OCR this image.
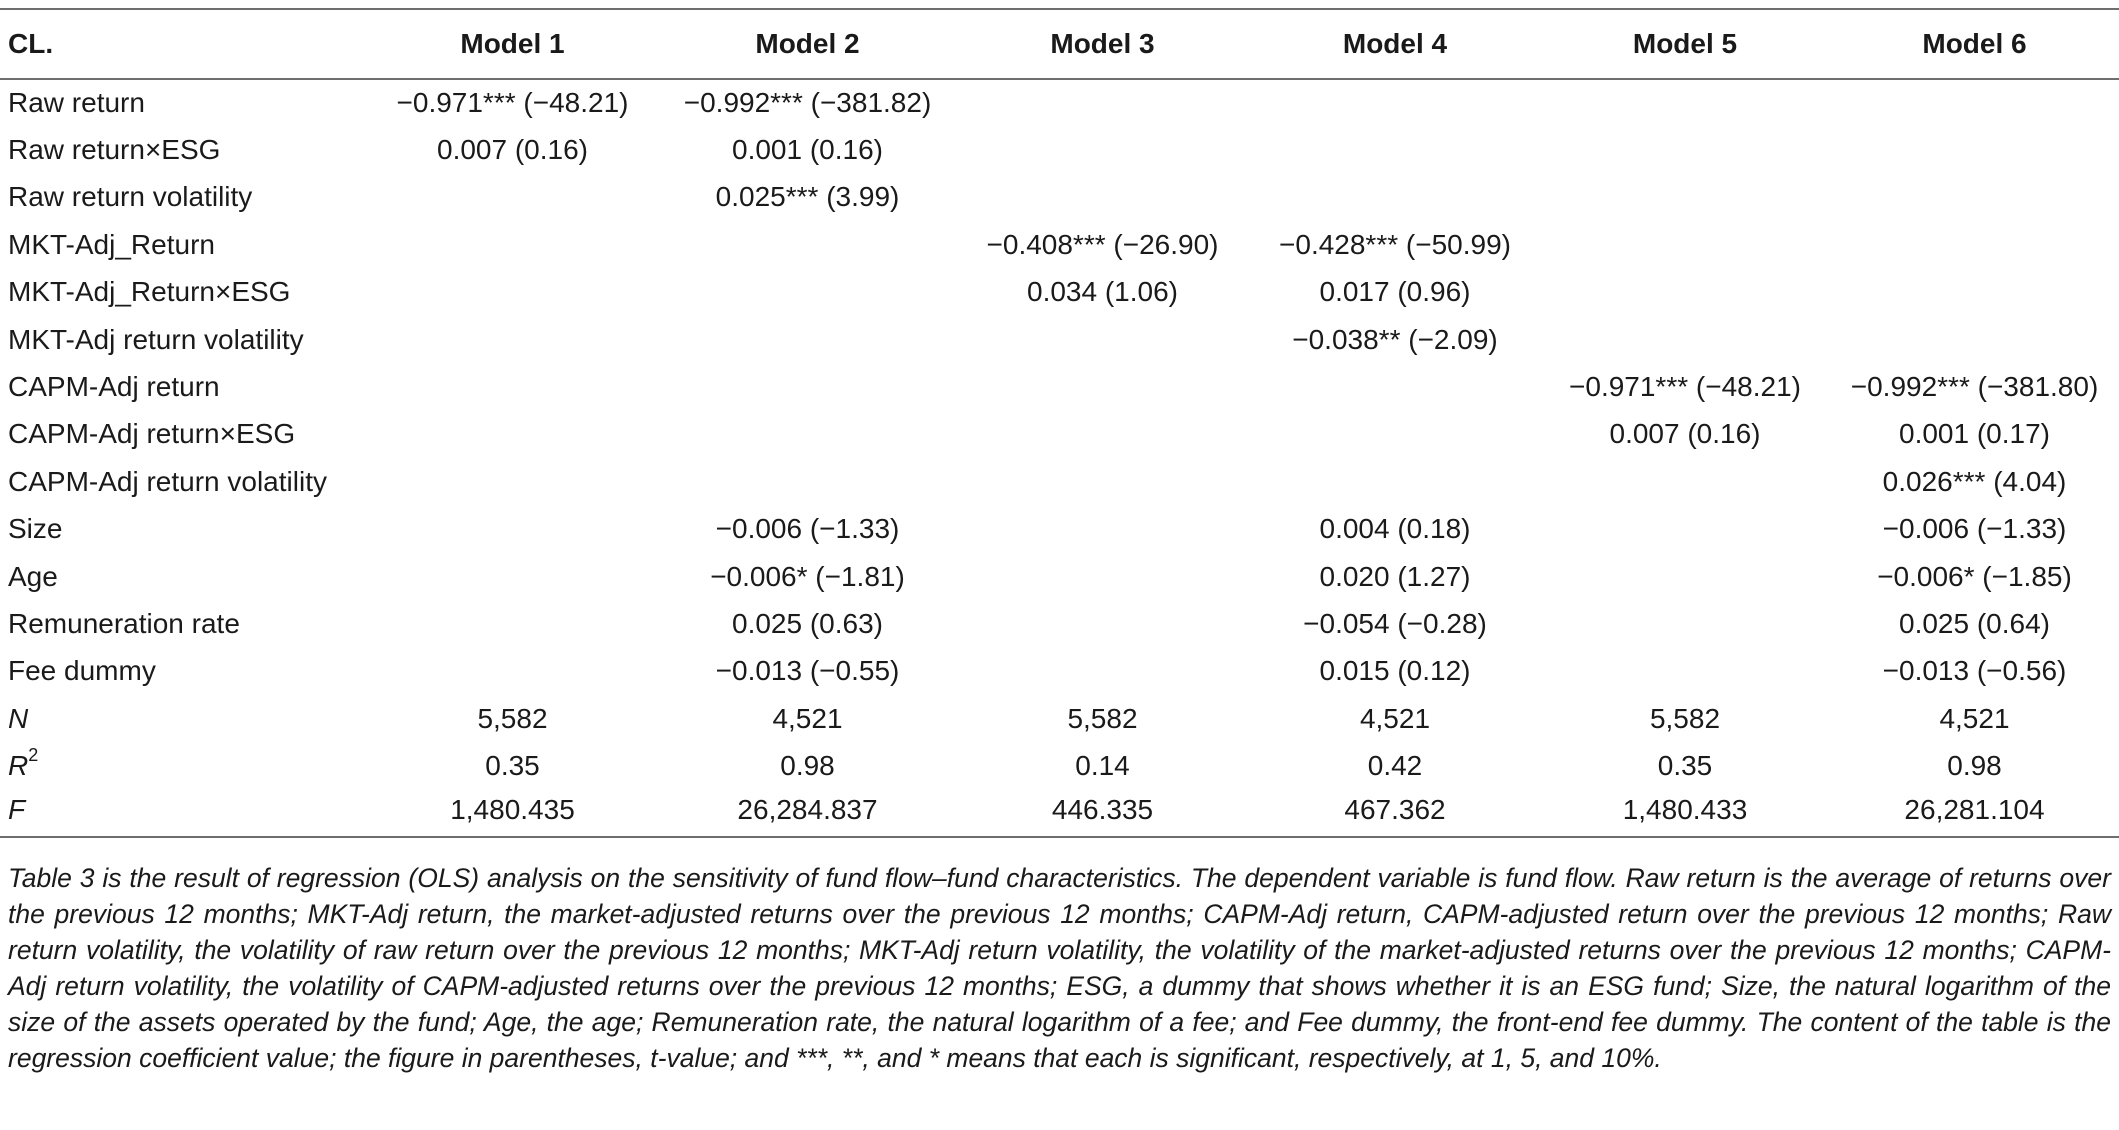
CL.	Model 1	Model 2	Model 3	Model 4	Model 5	Model 6
Raw return	−0.971*** (−48.21)	−0.992*** (−381.82)				
Raw return×ESG	0.007 (0.16)	0.001 (0.16)				
Raw return volatility		0.025*** (3.99)				
MKT-Adj_Return			−0.408*** (−26.90)	−0.428*** (−50.99)		
MKT-Adj_Return×ESG			0.034 (1.06)	0.017 (0.96)		
MKT-Adj return volatility				−0.038** (−2.09)		
CAPM-Adj return					−0.971*** (−48.21)	−0.992*** (−381.80)
CAPM-Adj return×ESG					0.007 (0.16)	0.001 (0.17)
CAPM-Adj return volatility						0.026*** (4.04)
Size		−0.006 (−1.33)		0.004 (0.18)		−0.006 (−1.33)
Age		−0.006* (−1.81)		0.020 (1.27)		−0.006* (−1.85)
Remuneration rate		0.025 (0.63)		−0.054 (−0.28)		0.025 (0.64)
Fee dummy		−0.013 (−0.55)		0.015 (0.12)		−0.013 (−0.56)
N	5,582	4,521	5,582	4,521	5,582	4,521
$R^2$	0.35	0.98	0.14	0.42	0.35	0.98
F	1,480.435	26,284.837	446.335	467.362	1,480.433	26,281.104
Table 3 is the result of regression (OLS) analysis on the sensitivity of fund flow–fund characteristics. The dependent variable is fund flow. Raw return is the average of returns over the previous 12 months; MKT-Adj return, the market-adjusted returns over the previous 12 months; CAPM-Adj return, CAPM-adjusted return over the previous 12 months; Raw return volatility, the volatility of raw return over the previous 12 months; MKT-Adj return volatility, the volatility of the market-adjusted returns over the previous 12 months; CAPM-Adj return volatility, the volatility of CAPM-adjusted returns over the previous 12 months; ESG, a dummy that shows whether it is an ESG fund; Size, the natural logarithm of the size of the assets operated by the fund; Age, the age; Remuneration rate, the natural logarithm of a fee; and Fee dummy, the front-end fee dummy. The content of the table is the regression coefficient value; the figure in parentheses, t-value; and ***, **, and * means that each is significant, respectively, at 1, 5, and 10%.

**Task instructions**: Go through the material above and copy each line that has the word "dummy".

**Worked solution**:
Fee dummy		−0.013 (−0.55)		0.015 (0.12)		−0.013 (−0.56)
Table 3 is the result of regression (OLS) analysis on the sensitivity of fund flow–fund characteristics. The dependent variable is fund flow. Raw return is the average of returns over the previous 12 months; MKT-Adj return, the market-adjusted returns over the previous 12 months; CAPM-Adj return, CAPM-adjusted return over the previous 12 months; Raw return volatility, the volatility of raw return over the previous 12 months; MKT-Adj return volatility, the volatility of the market-adjusted returns over the previous 12 months; CAPM-Adj return volatility, the volatility of CAPM-adjusted returns over the previous 12 months; ESG, a dummy that shows whether it is an ESG fund; Size, the natural logarithm of the size of the assets operated by the fund; Age, the age; Remuneration rate, the natural logarithm of a fee; and Fee dummy, the front-end fee dummy. The content of the table is the regression coefficient value; the figure in parentheses, t-value; and ***, **, and * means that each is significant, respectively, at 1, 5, and 10%.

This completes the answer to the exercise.